Extract each record and reproduce it exactly.
[START]
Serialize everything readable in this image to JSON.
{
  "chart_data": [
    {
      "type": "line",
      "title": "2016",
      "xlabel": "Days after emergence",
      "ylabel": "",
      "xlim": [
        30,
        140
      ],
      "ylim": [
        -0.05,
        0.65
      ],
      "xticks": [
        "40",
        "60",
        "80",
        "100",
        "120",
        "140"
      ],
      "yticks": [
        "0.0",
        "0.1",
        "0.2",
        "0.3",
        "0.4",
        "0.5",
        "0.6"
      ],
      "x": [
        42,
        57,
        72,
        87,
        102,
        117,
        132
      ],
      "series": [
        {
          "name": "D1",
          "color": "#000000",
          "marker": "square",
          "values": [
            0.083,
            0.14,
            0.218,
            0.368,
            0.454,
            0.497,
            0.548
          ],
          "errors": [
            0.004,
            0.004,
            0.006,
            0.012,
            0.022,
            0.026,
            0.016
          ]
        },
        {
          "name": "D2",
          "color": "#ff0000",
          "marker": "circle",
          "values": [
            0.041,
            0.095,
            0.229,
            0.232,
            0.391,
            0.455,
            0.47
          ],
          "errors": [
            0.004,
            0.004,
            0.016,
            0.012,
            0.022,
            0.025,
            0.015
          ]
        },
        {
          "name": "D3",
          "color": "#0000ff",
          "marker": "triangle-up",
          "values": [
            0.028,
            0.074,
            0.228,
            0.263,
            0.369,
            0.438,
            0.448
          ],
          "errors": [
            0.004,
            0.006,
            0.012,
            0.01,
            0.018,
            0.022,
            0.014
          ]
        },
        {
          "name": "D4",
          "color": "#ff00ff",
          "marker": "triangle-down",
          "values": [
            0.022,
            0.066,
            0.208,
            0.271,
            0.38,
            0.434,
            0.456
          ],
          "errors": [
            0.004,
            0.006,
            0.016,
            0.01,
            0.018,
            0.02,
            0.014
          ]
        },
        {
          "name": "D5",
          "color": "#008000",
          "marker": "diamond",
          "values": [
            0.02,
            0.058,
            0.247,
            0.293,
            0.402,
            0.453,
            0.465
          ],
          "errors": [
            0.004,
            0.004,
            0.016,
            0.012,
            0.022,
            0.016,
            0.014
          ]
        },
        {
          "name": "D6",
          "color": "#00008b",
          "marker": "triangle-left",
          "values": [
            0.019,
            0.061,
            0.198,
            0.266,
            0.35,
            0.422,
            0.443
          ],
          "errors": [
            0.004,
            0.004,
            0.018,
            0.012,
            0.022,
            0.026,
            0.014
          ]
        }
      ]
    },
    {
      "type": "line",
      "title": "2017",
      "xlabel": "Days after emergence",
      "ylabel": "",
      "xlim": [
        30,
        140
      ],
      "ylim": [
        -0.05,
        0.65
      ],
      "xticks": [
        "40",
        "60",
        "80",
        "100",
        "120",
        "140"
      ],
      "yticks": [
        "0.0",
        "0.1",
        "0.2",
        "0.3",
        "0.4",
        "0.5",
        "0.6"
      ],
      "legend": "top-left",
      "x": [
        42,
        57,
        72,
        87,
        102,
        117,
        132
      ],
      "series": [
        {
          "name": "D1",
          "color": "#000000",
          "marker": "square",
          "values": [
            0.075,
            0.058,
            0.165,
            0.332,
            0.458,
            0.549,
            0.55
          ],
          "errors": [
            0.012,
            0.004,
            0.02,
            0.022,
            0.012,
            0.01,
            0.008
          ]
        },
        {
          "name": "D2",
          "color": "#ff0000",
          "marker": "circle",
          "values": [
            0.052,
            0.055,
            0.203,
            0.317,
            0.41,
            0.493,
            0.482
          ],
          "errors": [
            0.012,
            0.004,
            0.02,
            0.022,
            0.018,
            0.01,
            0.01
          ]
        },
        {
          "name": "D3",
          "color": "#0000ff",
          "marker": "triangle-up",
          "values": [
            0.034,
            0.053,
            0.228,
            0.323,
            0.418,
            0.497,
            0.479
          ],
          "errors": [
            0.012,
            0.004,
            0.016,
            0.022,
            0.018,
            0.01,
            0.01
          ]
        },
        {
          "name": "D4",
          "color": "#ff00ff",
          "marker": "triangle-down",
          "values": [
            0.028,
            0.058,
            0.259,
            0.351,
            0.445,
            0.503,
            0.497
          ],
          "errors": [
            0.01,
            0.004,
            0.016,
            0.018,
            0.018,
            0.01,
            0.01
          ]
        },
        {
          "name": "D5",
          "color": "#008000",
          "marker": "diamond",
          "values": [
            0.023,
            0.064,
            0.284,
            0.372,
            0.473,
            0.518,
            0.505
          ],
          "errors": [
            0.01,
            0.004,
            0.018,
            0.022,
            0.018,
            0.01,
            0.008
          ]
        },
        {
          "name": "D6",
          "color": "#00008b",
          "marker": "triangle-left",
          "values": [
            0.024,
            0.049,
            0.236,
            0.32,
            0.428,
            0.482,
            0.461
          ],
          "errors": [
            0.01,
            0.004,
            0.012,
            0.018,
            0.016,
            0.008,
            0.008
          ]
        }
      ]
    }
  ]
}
[END]
» **THE OUTPUT**:
Serialize everything readable in this image to JSON.
{
  "chart_data": [
    {
      "type": "line",
      "title": "2016",
      "xlabel": "Days after emergence",
      "ylabel": "",
      "xlim": [
        30,
        140
      ],
      "ylim": [
        -0.05,
        0.65
      ],
      "xticks": [
        "40",
        "60",
        "80",
        "100",
        "120",
        "140"
      ],
      "yticks": [
        "0.0",
        "0.1",
        "0.2",
        "0.3",
        "0.4",
        "0.5",
        "0.6"
      ],
      "x": [
        42,
        57,
        72,
        87,
        102,
        117,
        132
      ],
      "series": [
        {
          "name": "D1",
          "color": "#000000",
          "marker": "square",
          "values": [
            0.083,
            0.14,
            0.218,
            0.368,
            0.454,
            0.497,
            0.548
          ],
          "errors": [
            0.004,
            0.004,
            0.006,
            0.012,
            0.022,
            0.026,
            0.016
          ]
        },
        {
          "name": "D2",
          "color": "#ff0000",
          "marker": "circle",
          "values": [
            0.041,
            0.095,
            0.229,
            0.232,
            0.391,
            0.455,
            0.47
          ],
          "errors": [
            0.004,
            0.004,
            0.016,
            0.012,
            0.022,
            0.025,
            0.015
          ]
        },
        {
          "name": "D3",
          "color": "#0000ff",
          "marker": "triangle-up",
          "values": [
            0.028,
            0.074,
            0.228,
            0.263,
            0.369,
            0.438,
            0.448
          ],
          "errors": [
            0.004,
            0.006,
            0.012,
            0.01,
            0.018,
            0.022,
            0.014
          ]
        },
        {
          "name": "D4",
          "color": "#ff00ff",
          "marker": "triangle-down",
          "values": [
            0.022,
            0.066,
            0.208,
            0.271,
            0.38,
            0.434,
            0.456
          ],
          "errors": [
            0.004,
            0.006,
            0.016,
            0.01,
            0.018,
            0.02,
            0.014
          ]
        },
        {
          "name": "D5",
          "color": "#008000",
          "marker": "diamond",
          "values": [
            0.02,
            0.058,
            0.247,
            0.293,
            0.402,
            0.453,
            0.465
          ],
          "errors": [
            0.004,
            0.004,
            0.016,
            0.012,
            0.022,
            0.016,
            0.014
          ]
        },
        {
          "name": "D6",
          "color": "#00008b",
          "marker": "triangle-left",
          "values": [
            0.019,
            0.061,
            0.198,
            0.266,
            0.35,
            0.422,
            0.443
          ],
          "errors": [
            0.004,
            0.004,
            0.018,
            0.012,
            0.022,
            0.026,
            0.014
          ]
        }
      ]
    },
    {
      "type": "line",
      "title": "2017",
      "xlabel": "Days after emergence",
      "ylabel": "",
      "xlim": [
        30,
        140
      ],
      "ylim": [
        -0.05,
        0.65
      ],
      "xticks": [
        "40",
        "60",
        "80",
        "100",
        "120",
        "140"
      ],
      "yticks": [
        "0.0",
        "0.1",
        "0.2",
        "0.3",
        "0.4",
        "0.5",
        "0.6"
      ],
      "legend": "top-left",
      "x": [
        42,
        57,
        72,
        87,
        102,
        117,
        132
      ],
      "series": [
        {
          "name": "D1",
          "color": "#000000",
          "marker": "square",
          "values": [
            0.075,
            0.058,
            0.165,
            0.332,
            0.458,
            0.549,
            0.55
          ],
          "errors": [
            0.012,
            0.004,
            0.02,
            0.022,
            0.012,
            0.01,
            0.008
          ]
        },
        {
          "name": "D2",
          "color": "#ff0000",
          "marker": "circle",
          "values": [
            0.052,
            0.055,
            0.203,
            0.317,
            0.41,
            0.493,
            0.482
          ],
          "errors": [
            0.012,
            0.004,
            0.02,
            0.022,
            0.018,
            0.01,
            0.01
          ]
        },
        {
          "name": "D3",
          "color": "#0000ff",
          "marker": "triangle-up",
          "values": [
            0.034,
            0.053,
            0.228,
            0.323,
            0.418,
            0.497,
            0.479
          ],
          "errors": [
            0.012,
            0.004,
            0.016,
            0.022,
            0.018,
            0.01,
            0.01
          ]
        },
        {
          "name": "D4",
          "color": "#ff00ff",
          "marker": "triangle-down",
          "values": [
            0.028,
            0.058,
            0.259,
            0.351,
            0.445,
            0.503,
            0.497
          ],
          "errors": [
            0.01,
            0.004,
            0.016,
            0.018,
            0.018,
            0.01,
            0.01
          ]
        },
        {
          "name": "D5",
          "color": "#008000",
          "marker": "diamond",
          "values": [
            0.023,
            0.064,
            0.284,
            0.372,
            0.473,
            0.518,
            0.505
          ],
          "errors": [
            0.01,
            0.004,
            0.018,
            0.022,
            0.018,
            0.01,
            0.008
          ]
        },
        {
          "name": "D6",
          "color": "#00008b",
          "marker": "triangle-left",
          "values": [
            0.024,
            0.049,
            0.236,
            0.32,
            0.428,
            0.482,
            0.461
          ],
          "errors": [
            0.01,
            0.004,
            0.012,
            0.018,
            0.016,
            0.008,
            0.008
          ]
        }
      ]
    }
  ]
}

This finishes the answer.